Stored data
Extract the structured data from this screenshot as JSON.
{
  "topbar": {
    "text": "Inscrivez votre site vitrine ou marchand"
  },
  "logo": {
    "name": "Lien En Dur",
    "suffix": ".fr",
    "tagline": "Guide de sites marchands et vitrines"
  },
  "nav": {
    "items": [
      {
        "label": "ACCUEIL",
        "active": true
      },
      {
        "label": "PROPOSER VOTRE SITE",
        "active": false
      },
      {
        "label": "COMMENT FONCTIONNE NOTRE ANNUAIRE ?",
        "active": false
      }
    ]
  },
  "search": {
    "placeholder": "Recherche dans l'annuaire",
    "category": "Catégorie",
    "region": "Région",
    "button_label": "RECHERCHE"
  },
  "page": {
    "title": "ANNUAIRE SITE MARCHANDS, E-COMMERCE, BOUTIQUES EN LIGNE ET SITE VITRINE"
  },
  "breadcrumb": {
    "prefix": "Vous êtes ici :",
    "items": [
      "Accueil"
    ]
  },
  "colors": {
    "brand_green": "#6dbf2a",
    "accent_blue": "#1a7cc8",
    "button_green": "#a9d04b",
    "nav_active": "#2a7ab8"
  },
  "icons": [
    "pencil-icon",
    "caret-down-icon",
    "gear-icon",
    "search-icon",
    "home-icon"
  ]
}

* [WHAT YOU WILL DO]
The lines above should be duplicated exactly.

* [WORKED SOLUTION]
Extract the structured data from this screenshot as JSON.
{
  "topbar": {
    "text": "Inscrivez votre site vitrine ou marchand"
  },
  "logo": {
    "name": "Lien En Dur",
    "suffix": ".fr",
    "tagline": "Guide de sites marchands et vitrines"
  },
  "nav": {
    "items": [
      {
        "label": "ACCUEIL",
        "active": true
      },
      {
        "label": "PROPOSER VOTRE SITE",
        "active": false
      },
      {
        "label": "COMMENT FONCTIONNE NOTRE ANNUAIRE ?",
        "active": false
      }
    ]
  },
  "search": {
    "placeholder": "Recherche dans l'annuaire",
    "category": "Catégorie",
    "region": "Région",
    "button_label": "RECHERCHE"
  },
  "page": {
    "title": "ANNUAIRE SITE MARCHANDS, E-COMMERCE, BOUTIQUES EN LIGNE ET SITE VITRINE"
  },
  "breadcrumb": {
    "prefix": "Vous êtes ici :",
    "items": [
      "Accueil"
    ]
  },
  "colors": {
    "brand_green": "#6dbf2a",
    "accent_blue": "#1a7cc8",
    "button_green": "#a9d04b",
    "nav_active": "#2a7ab8"
  },
  "icons": [
    "pencil-icon",
    "caret-down-icon",
    "gear-icon",
    "search-icon",
    "home-icon"
  ]
}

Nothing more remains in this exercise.